Work required
Each line that holds the word "izolacji" should be returned.

::::::

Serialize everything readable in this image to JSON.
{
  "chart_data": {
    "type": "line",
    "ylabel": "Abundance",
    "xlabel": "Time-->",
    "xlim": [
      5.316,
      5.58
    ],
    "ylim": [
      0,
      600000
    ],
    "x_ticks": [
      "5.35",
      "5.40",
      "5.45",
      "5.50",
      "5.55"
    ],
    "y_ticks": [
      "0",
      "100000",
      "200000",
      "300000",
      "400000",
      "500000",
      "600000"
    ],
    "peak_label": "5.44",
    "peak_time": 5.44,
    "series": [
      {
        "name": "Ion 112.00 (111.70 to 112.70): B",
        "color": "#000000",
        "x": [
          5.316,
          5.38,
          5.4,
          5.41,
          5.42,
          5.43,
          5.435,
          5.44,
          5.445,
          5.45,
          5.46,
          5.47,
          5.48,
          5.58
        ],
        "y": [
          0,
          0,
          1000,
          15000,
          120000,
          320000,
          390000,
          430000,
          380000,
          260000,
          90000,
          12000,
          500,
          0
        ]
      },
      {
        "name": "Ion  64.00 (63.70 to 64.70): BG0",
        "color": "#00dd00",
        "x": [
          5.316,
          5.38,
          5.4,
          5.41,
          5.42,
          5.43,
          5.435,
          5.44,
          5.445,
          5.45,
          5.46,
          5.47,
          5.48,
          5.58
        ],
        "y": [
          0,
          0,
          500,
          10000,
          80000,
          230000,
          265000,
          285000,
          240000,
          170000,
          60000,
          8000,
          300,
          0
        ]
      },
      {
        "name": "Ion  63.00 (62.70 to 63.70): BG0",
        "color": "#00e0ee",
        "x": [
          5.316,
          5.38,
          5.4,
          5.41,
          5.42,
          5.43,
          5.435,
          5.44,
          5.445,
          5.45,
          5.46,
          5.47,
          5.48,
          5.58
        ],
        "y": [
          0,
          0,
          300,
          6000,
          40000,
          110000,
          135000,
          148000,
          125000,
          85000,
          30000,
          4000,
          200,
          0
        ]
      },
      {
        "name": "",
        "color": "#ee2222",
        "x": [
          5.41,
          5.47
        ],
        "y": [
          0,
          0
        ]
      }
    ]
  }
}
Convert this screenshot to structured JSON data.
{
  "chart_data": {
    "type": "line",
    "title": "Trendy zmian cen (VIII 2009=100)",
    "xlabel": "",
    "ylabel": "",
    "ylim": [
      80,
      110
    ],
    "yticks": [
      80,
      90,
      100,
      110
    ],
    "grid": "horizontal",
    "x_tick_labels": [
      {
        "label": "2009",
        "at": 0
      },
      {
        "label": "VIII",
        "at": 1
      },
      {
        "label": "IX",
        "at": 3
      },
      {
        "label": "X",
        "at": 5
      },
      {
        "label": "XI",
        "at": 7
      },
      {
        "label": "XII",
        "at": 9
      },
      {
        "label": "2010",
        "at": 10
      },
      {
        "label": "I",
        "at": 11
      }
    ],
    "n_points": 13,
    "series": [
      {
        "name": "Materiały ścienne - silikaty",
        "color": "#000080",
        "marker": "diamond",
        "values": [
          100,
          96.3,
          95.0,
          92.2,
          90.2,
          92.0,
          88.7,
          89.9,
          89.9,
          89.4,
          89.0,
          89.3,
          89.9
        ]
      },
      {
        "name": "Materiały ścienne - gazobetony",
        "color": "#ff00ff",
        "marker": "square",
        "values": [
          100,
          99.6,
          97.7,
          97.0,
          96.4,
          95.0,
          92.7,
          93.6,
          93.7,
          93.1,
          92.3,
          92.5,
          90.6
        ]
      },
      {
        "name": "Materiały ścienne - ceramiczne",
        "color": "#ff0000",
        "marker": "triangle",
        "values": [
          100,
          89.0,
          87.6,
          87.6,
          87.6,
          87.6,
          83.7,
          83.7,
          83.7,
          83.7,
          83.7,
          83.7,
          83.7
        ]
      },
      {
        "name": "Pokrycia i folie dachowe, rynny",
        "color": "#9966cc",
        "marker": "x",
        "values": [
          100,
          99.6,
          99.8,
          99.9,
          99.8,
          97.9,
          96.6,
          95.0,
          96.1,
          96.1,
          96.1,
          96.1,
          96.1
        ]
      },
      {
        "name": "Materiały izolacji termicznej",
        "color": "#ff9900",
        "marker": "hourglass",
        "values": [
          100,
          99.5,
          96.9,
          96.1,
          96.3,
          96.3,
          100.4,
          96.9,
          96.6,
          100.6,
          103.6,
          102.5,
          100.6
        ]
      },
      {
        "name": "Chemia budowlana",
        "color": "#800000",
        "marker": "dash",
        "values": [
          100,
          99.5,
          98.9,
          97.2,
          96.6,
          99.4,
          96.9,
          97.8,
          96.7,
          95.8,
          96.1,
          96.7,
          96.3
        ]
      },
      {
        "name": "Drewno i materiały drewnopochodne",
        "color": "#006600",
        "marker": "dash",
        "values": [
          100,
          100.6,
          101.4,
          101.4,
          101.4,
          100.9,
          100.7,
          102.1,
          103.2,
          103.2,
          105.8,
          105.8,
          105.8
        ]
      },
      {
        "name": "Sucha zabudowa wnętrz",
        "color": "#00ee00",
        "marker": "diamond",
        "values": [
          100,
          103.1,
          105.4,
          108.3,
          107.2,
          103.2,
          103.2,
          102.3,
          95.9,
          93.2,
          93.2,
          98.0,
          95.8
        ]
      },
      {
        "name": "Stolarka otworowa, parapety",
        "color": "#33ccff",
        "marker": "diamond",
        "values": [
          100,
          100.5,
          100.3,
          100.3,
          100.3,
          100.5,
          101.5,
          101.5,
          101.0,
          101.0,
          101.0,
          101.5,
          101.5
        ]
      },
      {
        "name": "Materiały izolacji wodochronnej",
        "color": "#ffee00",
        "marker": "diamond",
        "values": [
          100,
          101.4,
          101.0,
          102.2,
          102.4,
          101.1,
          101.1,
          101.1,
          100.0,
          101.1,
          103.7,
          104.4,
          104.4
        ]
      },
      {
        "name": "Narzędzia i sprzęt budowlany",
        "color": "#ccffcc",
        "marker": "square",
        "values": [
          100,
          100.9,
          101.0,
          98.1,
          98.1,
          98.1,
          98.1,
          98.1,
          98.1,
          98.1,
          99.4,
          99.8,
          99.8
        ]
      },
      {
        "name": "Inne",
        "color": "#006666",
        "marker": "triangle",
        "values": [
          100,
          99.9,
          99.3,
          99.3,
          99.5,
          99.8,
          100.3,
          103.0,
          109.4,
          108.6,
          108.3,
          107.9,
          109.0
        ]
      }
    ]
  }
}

::::::

Solution
        "name": "Materiały izolacji termicznej",
        "name": "Materiały izolacji wodochronnej",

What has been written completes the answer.